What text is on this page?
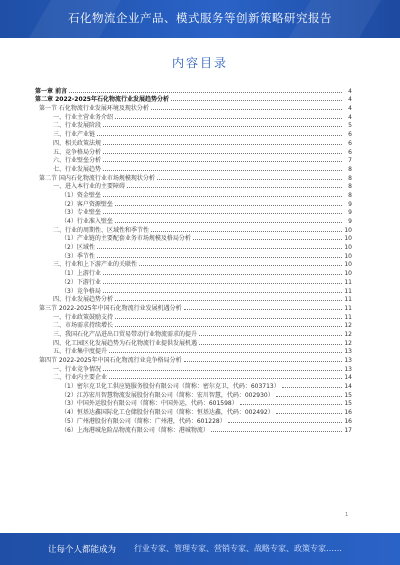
石化物流企业产品、模式服务等创新策略研究报告
内容目录
第一章 前言	4
第二章 2022-2025年石化物流行业发展趋势分析	4
第一节 石化物流行业发展环境及现状分析	4
一、行业主营业务介绍	4
二、行业发展阶段	5
三、行业产业链	6
四、相关政策法规	6
五、竞争格局分析	6
六、行业壁垒分析	7
七、行业发展趋势	8
第二节 国内石化物流行业市场规模现状分析	8
一、进入本行业的主要障碍	8
（1）资金壁垒	8
（2）客户资源壁垒	9
（3）专业壁垒	9
（4）行业准入壁垒	9
二、行业的周期性、区域性和季节性	10
（1）产业链的主要配套业务市场规模及格局分析	10
（2）区域性	10
（3）季节性	10
三、行业和上下游产业的关联性	10
（1）上游行业	10
（2）下游行业	11
（3）竞争格局	11
四、行业发展趋势分析	11
第三节 2022-2025年中国石化物流行业发展机遇分析	11
一、行业政策鼓励支持	11
二、市场需求持续增长	12
三、我国石化产品进出口贸易带动行业物流需求的提升	12
四、化工园区化发展趋势为石化物流行业提供发展机遇	12
五、行业集中度提升	13
第四节 2022-2025年中国石化物流行业竞争格局分析	13
一、行业竞争情况	13
二、行业内主要企业	14
（1）密尔克卫化工供应链服务股份有限公司（简称：密尔克卫，代码：603713）	14
（2）江苏宏川智慧物流发展股份有限公司（简称：宏川智慧，代码：002930）	15
（3）中国外运股份有限公司（简称：中国外运，代码：601598）	15
（4）恒基达鑫国际化工仓储股份有限公司（简称：恒基达鑫，代码：002492）	16
（5）广州港股份有限公司（简称：广州港，代码：601228）	16
（6）上海港城危险品物流有限公司（简称：港城物流）	17
1
让每个人都能成为 行业专家、管理专家、营销专家、战略专家、政策专家……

## Task to complete
Make an exact copy of the data, leaving its pictures out.

## Result of the task
What text is on this page?
石化物流企业产品、模式服务等创新策略研究报告
内容目录
第一章 前言	4
第二章 2022-2025年石化物流行业发展趋势分析	4
第一节 石化物流行业发展环境及现状分析	4
一、行业主营业务介绍	4
二、行业发展阶段	5
三、行业产业链	6
四、相关政策法规	6
五、竞争格局分析	6
六、行业壁垒分析	7
七、行业发展趋势	8
第二节 国内石化物流行业市场规模现状分析	8
一、进入本行业的主要障碍	8
（1）资金壁垒	8
（2）客户资源壁垒	9
（3）专业壁垒	9
（4）行业准入壁垒	9
二、行业的周期性、区域性和季节性	10
（1）产业链的主要配套业务市场规模及格局分析	10
（2）区域性	10
（3）季节性	10
三、行业和上下游产业的关联性	10
（1）上游行业	10
（2）下游行业	11
（3）竞争格局	11
四、行业发展趋势分析	11
第三节 2022-2025年中国石化物流行业发展机遇分析	11
一、行业政策鼓励支持	11
二、市场需求持续增长	12
三、我国石化产品进出口贸易带动行业物流需求的提升	12
四、化工园区化发展趋势为石化物流行业提供发展机遇	12
五、行业集中度提升	13
第四节 2022-2025年中国石化物流行业竞争格局分析	13
一、行业竞争情况	13
二、行业内主要企业	14
（1）密尔克卫化工供应链服务股份有限公司（简称：密尔克卫，代码：603713）	14
（2）江苏宏川智慧物流发展股份有限公司（简称：宏川智慧，代码：002930）	15
（3）中国外运股份有限公司（简称：中国外运，代码：601598）	15
（4）恒基达鑫国际化工仓储股份有限公司（简称：恒基达鑫，代码：002492）	16
（5）广州港股份有限公司（简称：广州港，代码：601228）	16
（6）上海港城危险品物流有限公司（简称：港城物流）	17
1
让每个人都能成为 行业专家、管理专家、营销专家、战略专家、政策专家……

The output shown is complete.